Element placement data:
+++++

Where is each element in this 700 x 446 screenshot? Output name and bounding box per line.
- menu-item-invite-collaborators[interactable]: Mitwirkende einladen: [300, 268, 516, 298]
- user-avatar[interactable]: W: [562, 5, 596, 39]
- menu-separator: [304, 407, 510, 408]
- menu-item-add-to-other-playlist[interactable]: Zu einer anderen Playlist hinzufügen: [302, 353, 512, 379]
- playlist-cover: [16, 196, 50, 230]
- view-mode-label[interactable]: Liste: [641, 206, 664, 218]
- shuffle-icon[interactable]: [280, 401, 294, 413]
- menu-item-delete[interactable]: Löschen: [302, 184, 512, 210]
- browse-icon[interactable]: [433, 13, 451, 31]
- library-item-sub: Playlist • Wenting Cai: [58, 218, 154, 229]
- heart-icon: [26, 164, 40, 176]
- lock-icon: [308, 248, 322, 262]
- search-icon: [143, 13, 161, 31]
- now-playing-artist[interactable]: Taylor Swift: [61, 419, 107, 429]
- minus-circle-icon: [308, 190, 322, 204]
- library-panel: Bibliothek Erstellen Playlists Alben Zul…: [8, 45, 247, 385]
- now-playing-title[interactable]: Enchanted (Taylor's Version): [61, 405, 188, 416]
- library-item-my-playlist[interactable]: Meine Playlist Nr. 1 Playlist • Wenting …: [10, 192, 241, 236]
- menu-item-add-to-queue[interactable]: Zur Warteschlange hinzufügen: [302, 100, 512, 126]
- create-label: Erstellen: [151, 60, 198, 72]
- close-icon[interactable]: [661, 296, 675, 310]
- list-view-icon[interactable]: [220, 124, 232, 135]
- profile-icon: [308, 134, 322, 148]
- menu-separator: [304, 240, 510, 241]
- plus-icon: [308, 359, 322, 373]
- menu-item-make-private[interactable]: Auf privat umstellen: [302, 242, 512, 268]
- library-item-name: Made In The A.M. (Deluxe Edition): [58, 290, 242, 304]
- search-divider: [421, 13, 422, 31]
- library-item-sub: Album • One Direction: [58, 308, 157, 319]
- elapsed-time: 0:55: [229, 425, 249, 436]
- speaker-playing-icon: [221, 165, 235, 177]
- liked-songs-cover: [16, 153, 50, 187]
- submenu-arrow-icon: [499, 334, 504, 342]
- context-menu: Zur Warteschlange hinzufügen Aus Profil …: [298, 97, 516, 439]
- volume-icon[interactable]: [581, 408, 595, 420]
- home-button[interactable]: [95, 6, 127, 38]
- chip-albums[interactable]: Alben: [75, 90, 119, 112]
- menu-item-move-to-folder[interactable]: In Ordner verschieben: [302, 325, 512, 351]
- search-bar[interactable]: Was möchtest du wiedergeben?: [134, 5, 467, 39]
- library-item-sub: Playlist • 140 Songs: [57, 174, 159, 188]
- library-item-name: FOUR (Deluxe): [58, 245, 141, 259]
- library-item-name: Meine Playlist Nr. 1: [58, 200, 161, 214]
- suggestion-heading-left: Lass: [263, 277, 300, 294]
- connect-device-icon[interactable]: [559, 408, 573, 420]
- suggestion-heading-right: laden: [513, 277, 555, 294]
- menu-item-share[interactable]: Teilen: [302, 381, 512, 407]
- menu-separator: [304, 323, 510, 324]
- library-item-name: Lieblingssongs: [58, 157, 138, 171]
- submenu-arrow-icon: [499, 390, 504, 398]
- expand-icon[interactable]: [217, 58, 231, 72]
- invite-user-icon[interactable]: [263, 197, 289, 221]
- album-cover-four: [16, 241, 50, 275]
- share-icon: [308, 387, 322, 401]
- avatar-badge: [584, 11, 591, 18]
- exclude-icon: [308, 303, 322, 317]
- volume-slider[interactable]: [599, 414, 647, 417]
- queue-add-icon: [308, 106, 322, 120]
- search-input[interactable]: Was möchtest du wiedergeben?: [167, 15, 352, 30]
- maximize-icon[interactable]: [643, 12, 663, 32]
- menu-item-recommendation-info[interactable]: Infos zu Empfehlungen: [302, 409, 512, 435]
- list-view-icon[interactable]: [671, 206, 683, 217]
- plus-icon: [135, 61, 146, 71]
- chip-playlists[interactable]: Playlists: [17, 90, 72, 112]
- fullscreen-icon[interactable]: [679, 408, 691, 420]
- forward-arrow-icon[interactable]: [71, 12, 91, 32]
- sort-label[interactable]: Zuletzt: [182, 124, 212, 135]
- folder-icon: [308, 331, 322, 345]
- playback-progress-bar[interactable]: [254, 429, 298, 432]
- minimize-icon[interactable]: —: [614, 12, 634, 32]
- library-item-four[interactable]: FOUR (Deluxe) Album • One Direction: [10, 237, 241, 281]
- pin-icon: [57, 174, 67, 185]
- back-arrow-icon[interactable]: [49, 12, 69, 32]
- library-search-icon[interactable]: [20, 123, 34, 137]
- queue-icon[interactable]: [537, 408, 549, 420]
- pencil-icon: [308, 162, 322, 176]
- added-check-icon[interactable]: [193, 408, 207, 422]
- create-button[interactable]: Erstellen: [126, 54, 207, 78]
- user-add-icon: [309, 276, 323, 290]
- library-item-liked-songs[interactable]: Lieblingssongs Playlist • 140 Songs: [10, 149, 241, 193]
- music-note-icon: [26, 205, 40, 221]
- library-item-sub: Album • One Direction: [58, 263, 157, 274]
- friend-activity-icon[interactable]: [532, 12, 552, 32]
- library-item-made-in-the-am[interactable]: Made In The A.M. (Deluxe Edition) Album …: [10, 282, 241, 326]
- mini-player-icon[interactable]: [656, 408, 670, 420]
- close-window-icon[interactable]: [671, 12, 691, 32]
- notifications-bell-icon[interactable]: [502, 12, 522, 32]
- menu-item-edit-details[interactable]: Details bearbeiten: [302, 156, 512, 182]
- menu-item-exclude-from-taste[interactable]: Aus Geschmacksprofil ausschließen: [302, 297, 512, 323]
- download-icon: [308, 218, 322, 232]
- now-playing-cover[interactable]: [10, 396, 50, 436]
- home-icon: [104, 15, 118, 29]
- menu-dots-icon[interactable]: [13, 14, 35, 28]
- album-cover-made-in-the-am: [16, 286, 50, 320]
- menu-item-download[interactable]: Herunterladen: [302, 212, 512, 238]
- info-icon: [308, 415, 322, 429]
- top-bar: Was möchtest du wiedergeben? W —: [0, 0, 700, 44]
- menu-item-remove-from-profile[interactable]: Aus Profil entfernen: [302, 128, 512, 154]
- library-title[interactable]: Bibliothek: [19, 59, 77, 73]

+++++

* _REQUIRED WORK_
Rewrite the rows starting at the first one and ending at the line that contains "- list-view-icon[interactable]: [220, 124, 232, 135]", swapping "heart-icon" for "like-icon" and leaving everything else unchanged.

* _THE RESPONSE_
Where is each element in this 700 x 446 screenshot? Output name and bounding box per line.
- menu-item-invite-collaborators[interactable]: Mitwirkende einladen: [300, 268, 516, 298]
- user-avatar[interactable]: W: [562, 5, 596, 39]
- menu-separator: [304, 407, 510, 408]
- menu-item-add-to-other-playlist[interactable]: Zu einer anderen Playlist hinzufügen: [302, 353, 512, 379]
- playlist-cover: [16, 196, 50, 230]
- view-mode-label[interactable]: Liste: [641, 206, 664, 218]
- shuffle-icon[interactable]: [280, 401, 294, 413]
- menu-item-delete[interactable]: Löschen: [302, 184, 512, 210]
- browse-icon[interactable]: [433, 13, 451, 31]
- library-item-sub: Playlist • Wenting Cai: [58, 218, 154, 229]
- like-icon: [26, 164, 40, 176]
- lock-icon: [308, 248, 322, 262]
- search-icon: [143, 13, 161, 31]
- now-playing-artist[interactable]: Taylor Swift: [61, 419, 107, 429]
- minus-circle-icon: [308, 190, 322, 204]
- library-panel: Bibliothek Erstellen Playlists Alben Zul…: [8, 45, 247, 385]
- now-playing-title[interactable]: Enchanted (Taylor's Version): [61, 405, 188, 416]
- library-item-my-playlist[interactable]: Meine Playlist Nr. 1 Playlist • Wenting …: [10, 192, 241, 236]
- menu-item-add-to-queue[interactable]: Zur Warteschlange hinzufügen: [302, 100, 512, 126]
- create-label: Erstellen: [151, 60, 198, 72]
- close-icon[interactable]: [661, 296, 675, 310]
- list-view-icon[interactable]: [220, 124, 232, 135]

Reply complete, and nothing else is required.